*RECORDED DATA*:
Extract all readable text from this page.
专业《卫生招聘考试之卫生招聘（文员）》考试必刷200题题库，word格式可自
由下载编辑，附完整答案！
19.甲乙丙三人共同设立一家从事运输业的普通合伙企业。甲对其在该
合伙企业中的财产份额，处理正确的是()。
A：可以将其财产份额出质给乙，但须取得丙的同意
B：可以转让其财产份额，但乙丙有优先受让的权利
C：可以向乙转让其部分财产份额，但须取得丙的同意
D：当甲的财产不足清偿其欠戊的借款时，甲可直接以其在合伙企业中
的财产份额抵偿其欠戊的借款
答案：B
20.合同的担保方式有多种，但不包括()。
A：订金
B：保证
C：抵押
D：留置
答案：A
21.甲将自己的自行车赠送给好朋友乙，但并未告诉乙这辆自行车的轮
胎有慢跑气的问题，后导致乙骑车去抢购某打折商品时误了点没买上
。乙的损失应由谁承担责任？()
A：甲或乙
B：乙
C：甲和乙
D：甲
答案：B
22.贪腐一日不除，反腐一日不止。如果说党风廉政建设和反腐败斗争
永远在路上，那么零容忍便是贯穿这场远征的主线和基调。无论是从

*TO DO*:
Using the records given above, list every line that includes the word "但须取得丙的同意".

*SOLUTION TO THE EXERCISE*:
A：可以将其财产份额出质给乙，但须取得丙的同意
C：可以向乙转让其部分财产份额，但须取得丙的同意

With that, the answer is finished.